**DOCUMENT:**
'''

Mallorca Classic: Paul Broadhurst grabbed the halfway lead in the €1.5 million Mallorca Classic at Pula yesterday, while Ireland's Damien McGrane and Gary Murphy boosted their chances of making the line-up for next week's end-of-season tournament at Valderrama.
However, the European Tour career of another former Ryder Cup star was left hanging by a thread. While Broadhurst was adding a 66 to his opening 67 for a seven-under-under par total of 133, one better than Jose Maria Olazabal, Swede Jarmo Sandelin needs the weekend of his life to avoid a return to the tour qualifying school.
Sandelin, part of Europe's team against the Americans in Boston only six years ago, feared the worst when he went out of bounds and triple-bogeyed the 12th, then three-putted the last for a 73.
"The pain is over - a new life as a taxi driver begins," he said gloomily as he handed in his scorecard. But nearly five hours later the cut went to four over par and he had survived right on the limit.
That was the good news. The bad is that he has to climb into the top four over the closing 36 holes to move from 139th on the Order of Merit into the leading 116 who keep their cards for next season.

'''

**YOUR TASK:** Pick up the Mallorca Classic golf report after its last sentence and carry it on in the same style.

**EXCERPTED RECORDS:**
'''

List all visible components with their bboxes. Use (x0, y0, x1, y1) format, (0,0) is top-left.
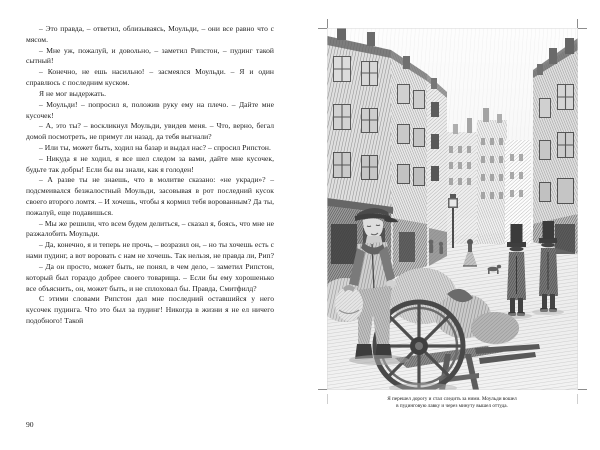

'''
'''

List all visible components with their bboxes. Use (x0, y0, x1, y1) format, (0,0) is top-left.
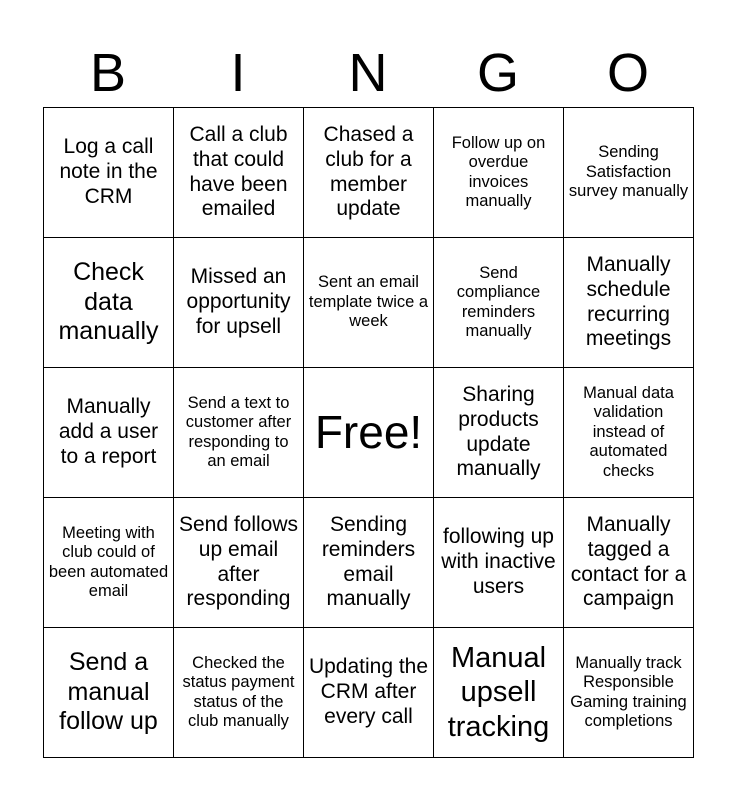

'''
'''

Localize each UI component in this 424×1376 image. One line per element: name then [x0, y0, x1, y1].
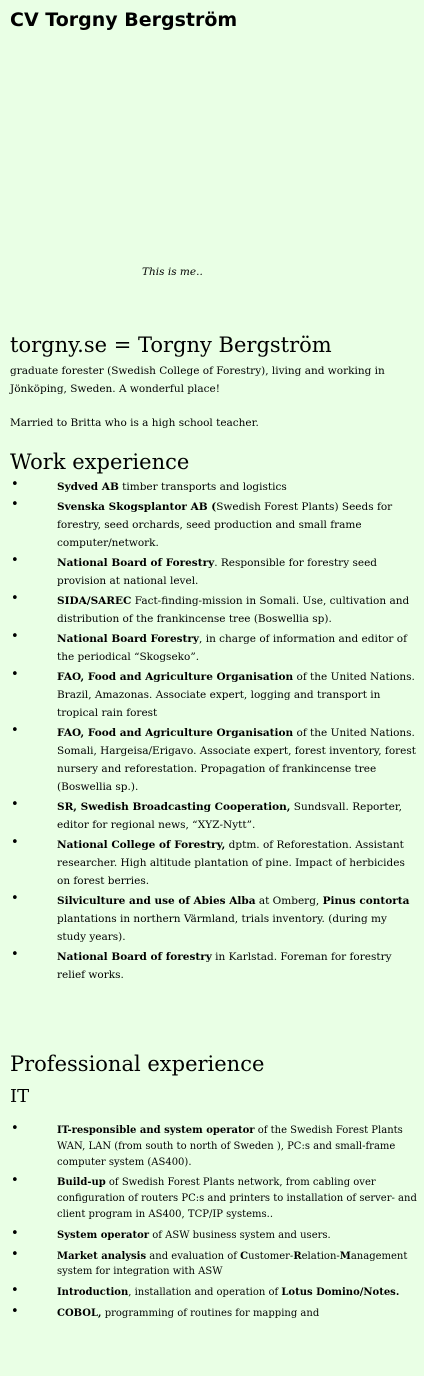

'''

**EXERCISE RESULT:**
"I was out of bounds twice and that cost me four shots," he added. "My new swing is so much better and I'm hitting many, many more brilliant shots, but it's like somebody is playing the destiny game with me."
Broadhurst can sympathise. Unbeaten in the 1991 Ryder Cup, he lost his card in 2001 and required two trips to the qualifying school to get it back. If he had failed that second time he might well have quit.
How things have changed. At the age of 40 the English midlander is enjoying the most lucrative season of his career.
Broadhurst had his first victory for a decade at the Portuguese Open in April and was reminded of that week by the way he felt coming into this tournament.
After seven birdies in his first 12 holes on the short but tricky layout, Broadhurst led by five.
But he went into the lake on the 392-yard 14th for a double bogey six, and Olazabal's joint best-of-the-day 65 lifted him onto the heels of his former Ryder Cup team-mate.
McGrane, in 61st place in the Order of Merit, added a second round 71 to his opening 72 for a 143 total and a good two final days should see him at Valderrama next week, while Murphy (77th), after an opening 66, slipped back with a 74 for a level par total of 140.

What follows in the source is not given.